Reproduce all entries word for word.

Dataset items:
□ □ □ □ □
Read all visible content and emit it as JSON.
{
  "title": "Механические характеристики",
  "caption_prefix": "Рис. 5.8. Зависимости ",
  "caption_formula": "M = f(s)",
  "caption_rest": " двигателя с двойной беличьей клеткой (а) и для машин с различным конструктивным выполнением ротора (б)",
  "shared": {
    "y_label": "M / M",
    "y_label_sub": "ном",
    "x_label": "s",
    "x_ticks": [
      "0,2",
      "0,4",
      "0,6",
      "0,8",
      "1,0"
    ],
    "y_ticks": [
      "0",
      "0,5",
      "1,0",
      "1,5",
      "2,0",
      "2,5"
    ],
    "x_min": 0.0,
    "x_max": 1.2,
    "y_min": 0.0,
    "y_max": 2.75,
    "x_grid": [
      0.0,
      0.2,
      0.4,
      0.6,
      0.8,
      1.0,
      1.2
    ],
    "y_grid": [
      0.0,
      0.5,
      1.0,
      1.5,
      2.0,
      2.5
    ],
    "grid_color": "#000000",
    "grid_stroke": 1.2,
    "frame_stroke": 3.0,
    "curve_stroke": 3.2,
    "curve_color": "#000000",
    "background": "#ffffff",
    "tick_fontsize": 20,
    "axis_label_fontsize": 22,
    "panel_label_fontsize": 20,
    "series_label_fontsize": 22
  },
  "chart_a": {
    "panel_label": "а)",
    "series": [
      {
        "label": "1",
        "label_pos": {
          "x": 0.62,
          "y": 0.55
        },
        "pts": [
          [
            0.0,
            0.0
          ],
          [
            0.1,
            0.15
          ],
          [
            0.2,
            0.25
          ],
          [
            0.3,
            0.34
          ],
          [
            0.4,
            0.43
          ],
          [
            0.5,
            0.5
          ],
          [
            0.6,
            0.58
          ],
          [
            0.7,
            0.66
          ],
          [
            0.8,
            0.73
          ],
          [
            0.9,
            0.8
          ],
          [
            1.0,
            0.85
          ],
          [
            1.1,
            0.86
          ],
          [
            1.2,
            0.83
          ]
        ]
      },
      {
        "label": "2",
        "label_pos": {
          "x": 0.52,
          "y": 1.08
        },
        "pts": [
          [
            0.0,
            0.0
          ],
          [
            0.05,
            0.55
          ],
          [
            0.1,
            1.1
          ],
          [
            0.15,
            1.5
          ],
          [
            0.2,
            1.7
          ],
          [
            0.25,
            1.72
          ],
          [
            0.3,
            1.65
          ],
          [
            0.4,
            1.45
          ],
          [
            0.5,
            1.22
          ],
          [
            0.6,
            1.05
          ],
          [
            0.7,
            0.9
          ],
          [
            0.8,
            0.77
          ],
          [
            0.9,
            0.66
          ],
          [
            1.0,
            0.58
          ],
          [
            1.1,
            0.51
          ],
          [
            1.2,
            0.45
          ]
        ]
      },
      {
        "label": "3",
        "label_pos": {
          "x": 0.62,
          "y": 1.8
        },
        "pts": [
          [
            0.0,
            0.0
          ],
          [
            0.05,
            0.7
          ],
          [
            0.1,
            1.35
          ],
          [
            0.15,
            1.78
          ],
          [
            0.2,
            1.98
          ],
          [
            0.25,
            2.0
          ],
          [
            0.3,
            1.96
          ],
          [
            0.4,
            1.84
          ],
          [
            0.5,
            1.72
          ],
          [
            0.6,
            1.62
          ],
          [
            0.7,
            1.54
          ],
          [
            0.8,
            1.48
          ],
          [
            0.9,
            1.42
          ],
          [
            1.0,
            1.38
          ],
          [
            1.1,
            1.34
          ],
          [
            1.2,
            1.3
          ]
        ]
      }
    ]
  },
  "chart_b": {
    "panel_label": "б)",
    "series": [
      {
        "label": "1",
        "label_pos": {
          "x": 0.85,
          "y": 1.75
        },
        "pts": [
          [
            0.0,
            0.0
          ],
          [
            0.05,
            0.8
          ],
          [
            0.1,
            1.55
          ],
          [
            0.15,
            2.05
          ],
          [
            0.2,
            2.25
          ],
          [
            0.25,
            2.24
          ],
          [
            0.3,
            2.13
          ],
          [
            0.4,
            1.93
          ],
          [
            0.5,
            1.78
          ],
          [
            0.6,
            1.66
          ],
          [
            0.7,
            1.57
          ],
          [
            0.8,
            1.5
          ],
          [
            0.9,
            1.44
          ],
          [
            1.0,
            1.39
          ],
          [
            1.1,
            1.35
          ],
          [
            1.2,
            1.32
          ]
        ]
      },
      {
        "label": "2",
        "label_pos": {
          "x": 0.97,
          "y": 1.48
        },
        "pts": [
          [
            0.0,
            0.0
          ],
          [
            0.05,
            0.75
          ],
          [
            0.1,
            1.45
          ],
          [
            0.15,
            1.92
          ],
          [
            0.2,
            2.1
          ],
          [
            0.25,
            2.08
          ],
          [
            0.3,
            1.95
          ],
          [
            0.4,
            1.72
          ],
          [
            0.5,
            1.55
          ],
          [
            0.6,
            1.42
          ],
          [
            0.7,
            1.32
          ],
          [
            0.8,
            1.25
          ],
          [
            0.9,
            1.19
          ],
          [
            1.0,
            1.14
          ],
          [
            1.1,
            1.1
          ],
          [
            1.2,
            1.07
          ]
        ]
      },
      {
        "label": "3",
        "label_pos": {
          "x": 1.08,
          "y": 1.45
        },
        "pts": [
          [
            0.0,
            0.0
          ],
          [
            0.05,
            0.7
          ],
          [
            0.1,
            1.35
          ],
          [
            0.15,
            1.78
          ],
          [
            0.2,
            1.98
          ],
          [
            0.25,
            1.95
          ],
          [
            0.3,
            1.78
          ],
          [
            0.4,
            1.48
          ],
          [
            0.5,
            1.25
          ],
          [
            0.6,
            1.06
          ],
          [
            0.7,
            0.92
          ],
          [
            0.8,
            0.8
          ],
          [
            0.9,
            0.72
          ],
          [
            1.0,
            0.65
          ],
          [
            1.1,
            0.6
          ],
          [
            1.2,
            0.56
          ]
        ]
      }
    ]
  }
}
□ □ □ □ □
**EXPECTED OUTPUT**:
Read all visible content and emit it as JSON.
{
  "title": "Механические характеристики",
  "caption_prefix": "Рис. 5.8. Зависимости ",
  "caption_formula": "M = f(s)",
  "caption_rest": " двигателя с двойной беличьей клеткой (а) и для машин с различным конструктивным выполнением ротора (б)",
  "shared": {
    "y_label": "M / M",
    "y_label_sub": "ном",
    "x_label": "s",
    "x_ticks": [
      "0,2",
      "0,4",
      "0,6",
      "0,8",
      "1,0"
    ],
    "y_ticks": [
      "0",
      "0,5",
      "1,0",
      "1,5",
      "2,0",
      "2,5"
    ],
    "x_min": 0.0,
    "x_max": 1.2,
    "y_min": 0.0,
    "y_max": 2.75,
    "x_grid": [
      0.0,
      0.2,
      0.4,
      0.6,
      0.8,
      1.0,
      1.2
    ],
    "y_grid": [
      0.0,
      0.5,
      1.0,
      1.5,
      2.0,
      2.5
    ],
    "grid_color": "#000000",
    "grid_stroke": 1.2,
    "frame_stroke": 3.0,
    "curve_stroke": 3.2,
    "curve_color": "#000000",
    "background": "#ffffff",
    "tick_fontsize": 20,
    "axis_label_fontsize": 22,
    "panel_label_fontsize": 20,
    "series_label_fontsize": 22
  },
  "chart_a": {
    "panel_label": "а)",
    "series": [
      {
        "label": "1",
        "label_pos": {
          "x": 0.62,
          "y": 0.55
        },
        "pts": [
          [
            0.0,
            0.0
          ],
          [
            0.1,
            0.15
          ],
          [
            0.2,
            0.25
          ],
          [
            0.3,
            0.34
          ],
          [
            0.4,
            0.43
          ],
          [
            0.5,
            0.5
          ],
          [
            0.6,
            0.58
          ],
          [
            0.7,
            0.66
          ],
          [
            0.8,
            0.73
          ],
          [
            0.9,
            0.8
          ],
          [
            1.0,
            0.85
          ],
          [
            1.1,
            0.86
          ],
          [
            1.2,
            0.83
          ]
        ]
      },
      {
        "label": "2",
        "label_pos": {
          "x": 0.52,
          "y": 1.08
        },
        "pts": [
          [
            0.0,
            0.0
          ],
          [
            0.05,
            0.55
          ],
          [
            0.1,
            1.1
          ],
          [
            0.15,
            1.5
          ],
          [
            0.2,
            1.7
          ],
          [
            0.25,
            1.72
          ],
          [
            0.3,
            1.65
          ],
          [
            0.4,
            1.45
          ],
          [
            0.5,
            1.22
          ],
          [
            0.6,
            1.05
          ],
          [
            0.7,
            0.9
          ],
          [
            0.8,
            0.77
          ],
          [
            0.9,
            0.66
          ],
          [
            1.0,
            0.58
          ],
          [
            1.1,
            0.51
          ],
          [
            1.2,
            0.45
          ]
        ]
      },
      {
        "label": "3",
        "label_pos": {
          "x": 0.62,
          "y": 1.8
        },
        "pts": [
          [
            0.0,
            0.0
          ],
          [
            0.05,
            0.7
          ],
          [
            0.1,
            1.35
          ],
          [
            0.15,
            1.78
          ],
          [
            0.2,
            1.98
          ],
          [
            0.25,
            2.0
          ],
          [
            0.3,
            1.96
          ],
          [
            0.4,
            1.84
          ],
          [
            0.5,
            1.72
          ],
          [
            0.6,
            1.62
          ],
          [
            0.7,
            1.54
          ],
          [
            0.8,
            1.48
          ],
          [
            0.9,
            1.42
          ],
          [
            1.0,
            1.38
          ],
          [
            1.1,
            1.34
          ],
          [
            1.2,
            1.3
          ]
        ]
      }
    ]
  },
  "chart_b": {
    "panel_label": "б)",
    "series": [
      {
        "label": "1",
        "label_pos": {
          "x": 0.85,
          "y": 1.75
        },
        "pts": [
          [
            0.0,
            0.0
          ],
          [
            0.05,
            0.8
          ],
          [
            0.1,
            1.55
          ],
          [
            0.15,
            2.05
          ],
          [
            0.2,
            2.25
          ],
          [
            0.25,
            2.24
          ],
          [
            0.3,
            2.13
          ],
          [
            0.4,
            1.93
          ],
          [
            0.5,
            1.78
          ],
          [
            0.6,
            1.66
          ],
          [
            0.7,
            1.57
          ],
          [
            0.8,
            1.5
          ],
          [
            0.9,
            1.44
          ],
          [
            1.0,
            1.39
          ],
          [
            1.1,
            1.35
          ],
          [
            1.2,
            1.32
          ]
        ]
      },
      {
        "label": "2",
        "label_pos": {
          "x": 0.97,
          "y": 1.48
        },
        "pts": [
          [
            0.0,
            0.0
          ],
          [
            0.05,
            0.75
          ],
          [
            0.1,
            1.45
          ],
          [
            0.15,
            1.92
          ],
          [
            0.2,
            2.1
          ],
          [
            0.25,
            2.08
          ],
          [
            0.3,
            1.95
          ],
          [
            0.4,
            1.72
          ],
          [
            0.5,
            1.55
          ],
          [
            0.6,
            1.42
          ],
          [
            0.7,
            1.32
          ],
          [
            0.8,
            1.25
          ],
          [
            0.9,
            1.19
          ],
          [
            1.0,
            1.14
          ],
          [
            1.1,
            1.1
          ],
          [
            1.2,
            1.07
          ]
        ]
      },
      {
        "label": "3",
        "label_pos": {
          "x": 1.08,
          "y": 1.45
        },
        "pts": [
          [
            0.0,
            0.0
          ],
          [
            0.05,
            0.7
          ],
          [
            0.1,
            1.35
          ],
          [
            0.15,
            1.78
          ],
          [
            0.2,
            1.98
          ],
          [
            0.25,
            1.95
          ],
          [
            0.3,
            1.78
          ],
          [
            0.4,
            1.48
          ],
          [
            0.5,
            1.25
          ],
          [
            0.6,
            1.06
          ],
          [
            0.7,
            0.92
          ],
          [
            0.8,
            0.8
          ],
          [
            0.9,
            0.72
          ],
          [
            1.0,
            0.65
          ],
          [
            1.1,
            0.6
          ],
          [
            1.2,
            0.56
          ]
        ]
      }
    ]
  }
}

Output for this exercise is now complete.